--- begin ---
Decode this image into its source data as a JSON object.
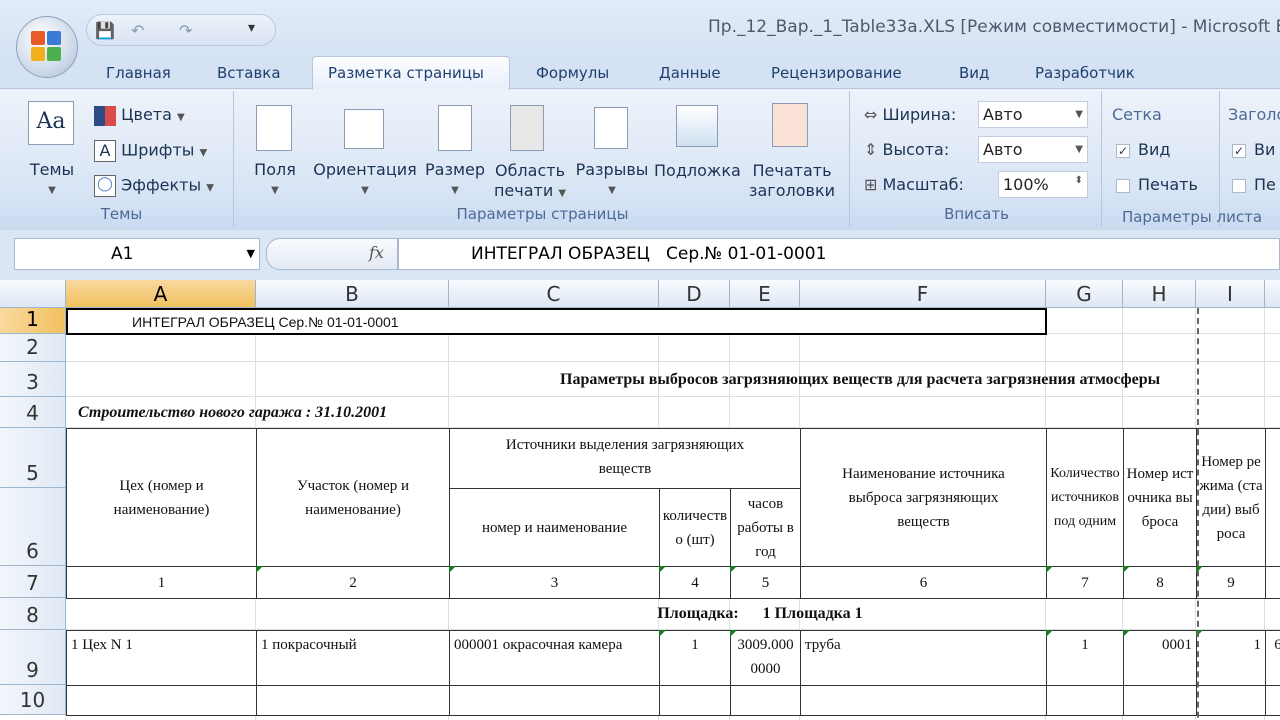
{
  "window": {
    "title": "Пр._12_Вар._1_Table33a.XLS  [Режим совместимости] - Microsoft E"
  },
  "qat": {
    "save": "💾",
    "undo": "↶",
    "redo": "↷",
    "customize": "▾"
  },
  "tabs": [
    "Главная",
    "Вставка",
    "Разметка страницы",
    "Формулы",
    "Данные",
    "Рецензирование",
    "Вид",
    "Разработчик"
  ],
  "active_tab": "Разметка страницы",
  "ribbon": {
    "themes": {
      "label": "Темы",
      "themes_btn": "Темы",
      "colors": "Цвета",
      "fonts": "Шрифты",
      "effects": "Эффекты",
      "aa": "Aa"
    },
    "page_setup": {
      "label": "Параметры страницы",
      "margins": "Поля",
      "orientation": "Ориентация",
      "size": "Размер",
      "print_area_1": "Область",
      "print_area_2": "печати",
      "breaks": "Разрывы",
      "background": "Подложка",
      "print_titles_1": "Печатать",
      "print_titles_2": "заголовки"
    },
    "fit": {
      "label": "Вписать",
      "width_label": "Ширина:",
      "width_value": "Авто",
      "height_label": "Высота:",
      "height_value": "Авто",
      "scale_label": "Масштаб:",
      "scale_value": "100%"
    },
    "sheet_options": {
      "label": "Параметры листа",
      "gridlines": "Сетка",
      "grid_view": "Вид",
      "grid_print": "Печать",
      "headings": "Заголо",
      "head_view": "Ви",
      "head_print": "Пе",
      "grid_view_checked": true,
      "grid_print_checked": false
    }
  },
  "formula_bar": {
    "name_box": "A1",
    "fx": "fx",
    "value": "ИНТЕГРАЛ ОБРАЗЕЦ   Сер.№ 01-01-0001"
  },
  "columns": [
    "A",
    "B",
    "C",
    "D",
    "E",
    "F",
    "G",
    "H",
    "I"
  ],
  "rows": [
    "1",
    "2",
    "3",
    "4",
    "5",
    "6",
    "7",
    "8",
    "9",
    "10"
  ],
  "cells": {
    "a1": "ИНТЕГРАЛ ОБРАЗЕЦ   Сер.№ 01-01-0001",
    "title": "Параметры выбросов загрязняющих веществ для расчета загрязнения атмосферы",
    "subtitle": "Строительство нового гаража  : 31.10.2001",
    "h_a": "Цех (номер и наименование)",
    "h_b": "Участок (номер и наименование)",
    "h_cde": "Источники выделения загрязняющих веществ",
    "h_c": "номер и наименование",
    "h_d": "количество (шт)",
    "h_e": "часов работы в год",
    "h_f": "Наименование источника выброса загрязняющих веществ",
    "h_g": "Количество источников под одним",
    "h_h": "Номер источника выброса",
    "h_i": "Номер режима (стадии) выброса",
    "n": [
      "1",
      "2",
      "3",
      "4",
      "5",
      "6",
      "7",
      "8",
      "9"
    ],
    "site": "Площадка:      1 Площадка 1",
    "r9": {
      "a": "1 Цех N 1",
      "b": "1  покрасочный",
      "c": "000001 окрасочная камера",
      "d": "1",
      "e": "3009.0000000",
      "f": "труба",
      "g": "1",
      "h": "0001",
      "i": "1",
      "j": "6"
    }
  }
}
--- end ---
● **Work instructions**: In the copy, include no pictures; restate the listing above exactly.

● **Answer to the exercise**:
Decode this image into its source data as a JSON object.
{
  "window": {
    "title": "Пр._12_Вар._1_Table33a.XLS  [Режим совместимости] - Microsoft E"
  },
  "qat": {
    "save": "💾",
    "undo": "↶",
    "redo": "↷",
    "customize": "▾"
  },
  "tabs": [
    "Главная",
    "Вставка",
    "Разметка страницы",
    "Формулы",
    "Данные",
    "Рецензирование",
    "Вид",
    "Разработчик"
  ],
  "active_tab": "Разметка страницы",
  "ribbon": {
    "themes": {
      "label": "Темы",
      "themes_btn": "Темы",
      "colors": "Цвета",
      "fonts": "Шрифты",
      "effects": "Эффекты",
      "aa": "Aa"
    },
    "page_setup": {
      "label": "Параметры страницы",
      "margins": "Поля",
      "orientation": "Ориентация",
      "size": "Размер",
      "print_area_1": "Область",
      "print_area_2": "печати",
      "breaks": "Разрывы",
      "background": "Подложка",
      "print_titles_1": "Печатать",
      "print_titles_2": "заголовки"
    },
    "fit": {
      "label": "Вписать",
      "width_label": "Ширина:",
      "width_value": "Авто",
      "height_label": "Высота:",
      "height_value": "Авто",
      "scale_label": "Масштаб:",
      "scale_value": "100%"
    },
    "sheet_options": {
      "label": "Параметры листа",
      "gridlines": "Сетка",
      "grid_view": "Вид",
      "grid_print": "Печать",
      "headings": "Заголо",
      "head_view": "Ви",
      "head_print": "Пе",
      "grid_view_checked": true,
      "grid_print_checked": false
    }
  },
  "formula_bar": {
    "name_box": "A1",
    "fx": "fx",
    "value": "ИНТЕГРАЛ ОБРАЗЕЦ   Сер.№ 01-01-0001"
  },
  "columns": [
    "A",
    "B",
    "C",
    "D",
    "E",
    "F",
    "G",
    "H",
    "I"
  ],
  "rows": [
    "1",
    "2",
    "3",
    "4",
    "5",
    "6",
    "7",
    "8",
    "9",
    "10"
  ],
  "cells": {
    "a1": "ИНТЕГРАЛ ОБРАЗЕЦ   Сер.№ 01-01-0001",
    "title": "Параметры выбросов загрязняющих веществ для расчета загрязнения атмосферы",
    "subtitle": "Строительство нового гаража  : 31.10.2001",
    "h_a": "Цех (номер и наименование)",
    "h_b": "Участок (номер и наименование)",
    "h_cde": "Источники выделения загрязняющих веществ",
    "h_c": "номер и наименование",
    "h_d": "количество (шт)",
    "h_e": "часов работы в год",
    "h_f": "Наименование источника выброса загрязняющих веществ",
    "h_g": "Количество источников под одним",
    "h_h": "Номер источника выброса",
    "h_i": "Номер режима (стадии) выброса",
    "n": [
      "1",
      "2",
      "3",
      "4",
      "5",
      "6",
      "7",
      "8",
      "9"
    ],
    "site": "Площадка:      1 Площадка 1",
    "r9": {
      "a": "1 Цех N 1",
      "b": "1  покрасочный",
      "c": "000001 окрасочная камера",
      "d": "1",
      "e": "3009.0000000",
      "f": "труба",
      "g": "1",
      "h": "0001",
      "i": "1",
      "j": "6"
    }
  }
}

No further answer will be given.